# START OF RECORDS

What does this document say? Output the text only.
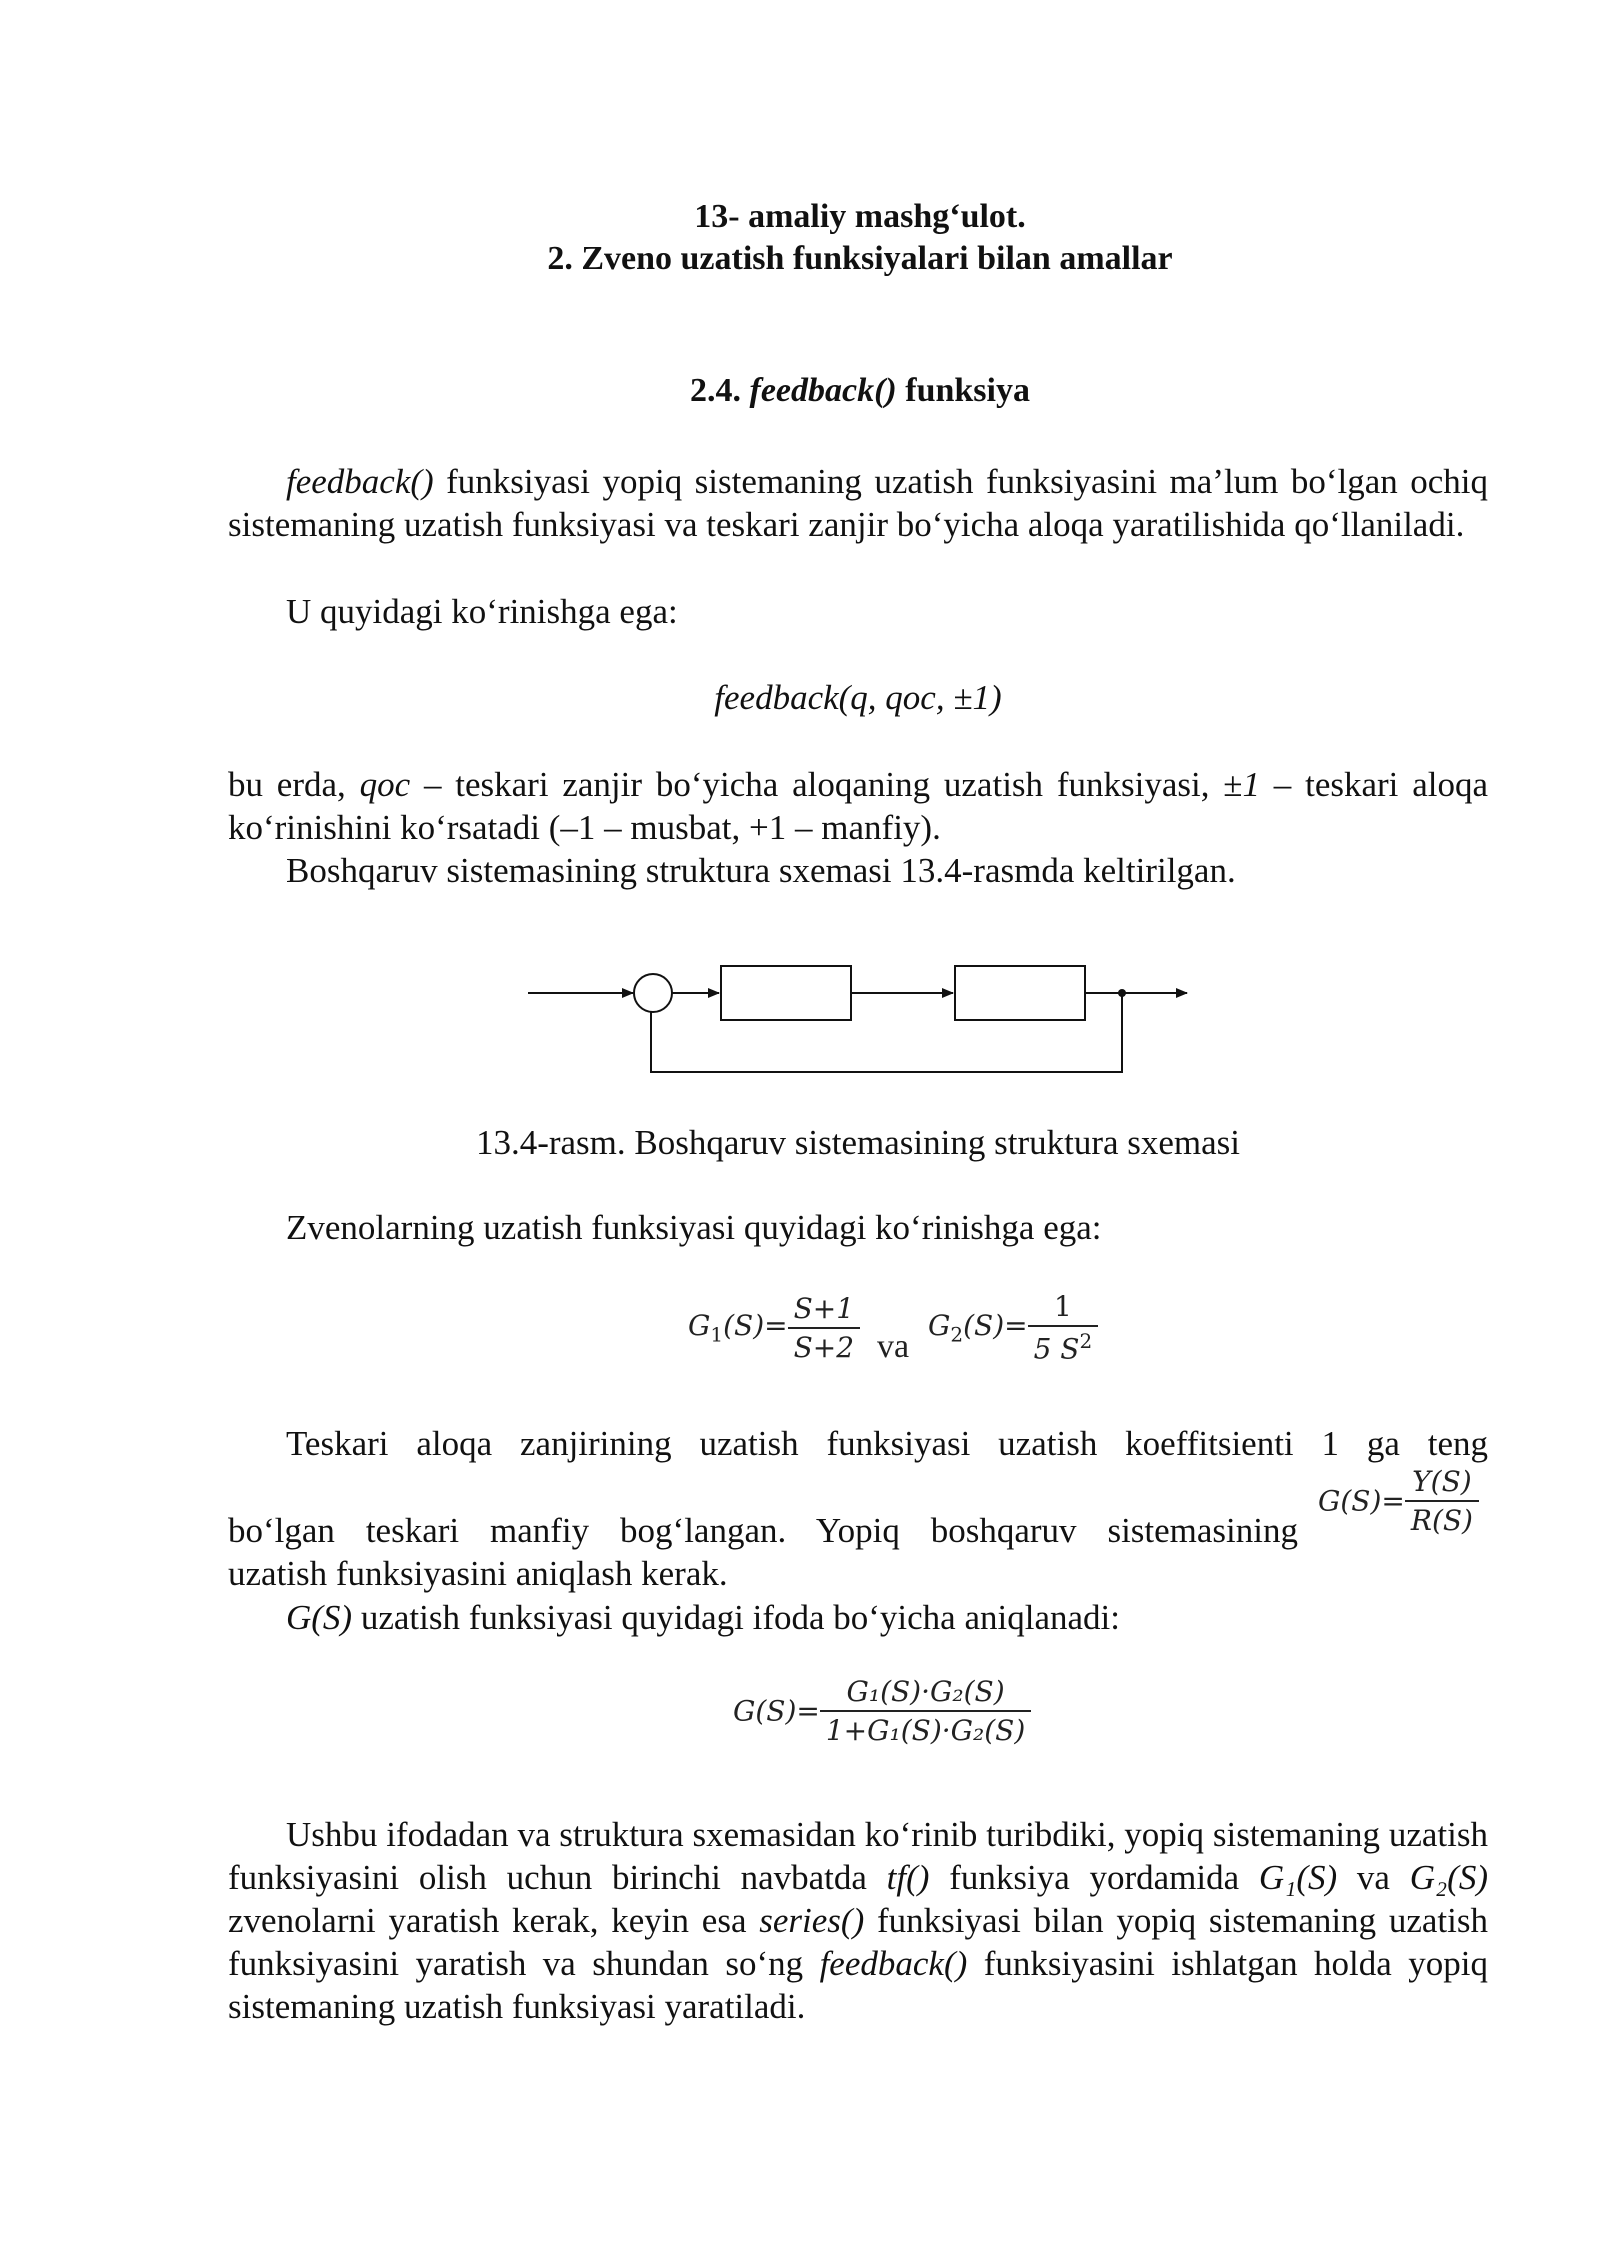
13- amaliy mashg‘ulot.
2. Zveno uzatish funksiyalari bilan amallar
2.4. feedback() funksiya
feedback() funksiyasi yopiq sistemaning uzatish funksiyasini ma’lum bo‘lgan ochiq sistemaning uzatish funksiyasi va teskari zanjir bo‘yicha aloqa yaratilishida qo‘llaniladi.
U quyidagi ko‘rinishga ega:
feedback(q, qoc, ±1)
bu erda, qoc – teskari zanjir bo‘yicha aloqaning uzatish funksiyasi, ±1 – teskari aloqa ko‘rinishini ko‘rsatadi (–1 – musbat, +1 – manfiy).
Boshqaruv sistemasining struktura sxemasi 13.4-rasmda keltirilgan.
13.4-rasm. Boshqaruv sistemasining struktura sxemasi
Zvenolarning uzatish funksiyasi quyidagi ko‘rinishga ega:
$G_1(S)= \frac{S+1}{S+2}$ va $G_2(S)= \frac{1}{5 S^2}$
Teskari aloqa zanjirining uzatish funksiyasi uzatish koeffitsienti 1 ga teng
bo‘lgan teskari manfiy bog‘langan. Yopiq boshqaruv sistemasining
uzatish funksiyasini aniqlash kerak.
$G(S)= \frac{Y(S)}{R(S)}$
G(S) uzatish funksiyasi quyidagi ifoda bo‘yicha aniqlanadi:
$G(S)= \frac{\text{G₁(S)·G₂(S)}}{\text{1+G₁(S)·G₂(S)}}$
Ushbu ifodadan va struktura sxemasidan ko‘rinib turibdiki, yopiq sistemaning uzatish funksiyasini olish uchun birinchi navbatda tf() funksiya yordamida G₁(S) va G₂(S) zvenolarni yaratish kerak, keyin esa series() funksiyasi bilan yopiq sistemaning uzatish funksiyasini yaratish va shundan so‘ng feedback() funksiyasini ishlatgan holda yopiq sistemaning uzatish funksiyasi yaratiladi.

# END OF RECORDS

- _WHAT TO PRODUCE_:
Strip the images and reproduce the remaining records precisely.

- _OUTPUT OF THE EXERCISE_:
What does this document say? Output the text only.
13- amaliy mashg‘ulot.
2. Zveno uzatish funksiyalari bilan amallar
2.4. feedback() funksiya
feedback() funksiyasi yopiq sistemaning uzatish funksiyasini ma’lum bo‘lgan ochiq sistemaning uzatish funksiyasi va teskari zanjir bo‘yicha aloqa yaratilishida qo‘llaniladi.
U quyidagi ko‘rinishga ega:
feedback(q, qoc, ±1)
bu erda, qoc – teskari zanjir bo‘yicha aloqaning uzatish funksiyasi, ±1 – teskari aloqa ko‘rinishini ko‘rsatadi (–1 – musbat, +1 – manfiy).
Boshqaruv sistemasining struktura sxemasi 13.4-rasmda keltirilgan.
13.4-rasm. Boshqaruv sistemasining struktura sxemasi
Zvenolarning uzatish funksiyasi quyidagi ko‘rinishga ega:
$G_1(S)= \frac{S+1}{S+2}$ va $G_2(S)= \frac{1}{5 S^2}$
Teskari aloqa zanjirining uzatish funksiyasi uzatish koeffitsienti 1 ga teng
bo‘lgan teskari manfiy bog‘langan. Yopiq boshqaruv sistemasining
uzatish funksiyasini aniqlash kerak.
$G(S)= \frac{Y(S)}{R(S)}$
G(S) uzatish funksiyasi quyidagi ifoda bo‘yicha aniqlanadi:
$G(S)= \frac{\text{G₁(S)·G₂(S)}}{\text{1+G₁(S)·G₂(S)}}$
Ushbu ifodadan va struktura sxemasidan ko‘rinib turibdiki, yopiq sistemaning uzatish funksiyasini olish uchun birinchi navbatda tf() funksiya yordamida G₁(S) va G₂(S) zvenolarni yaratish kerak, keyin esa series() funksiyasi bilan yopiq sistemaning uzatish funksiyasini yaratish va shundan so‘ng feedback() funksiyasini ishlatgan holda yopiq sistemaning uzatish funksiyasi yaratiladi.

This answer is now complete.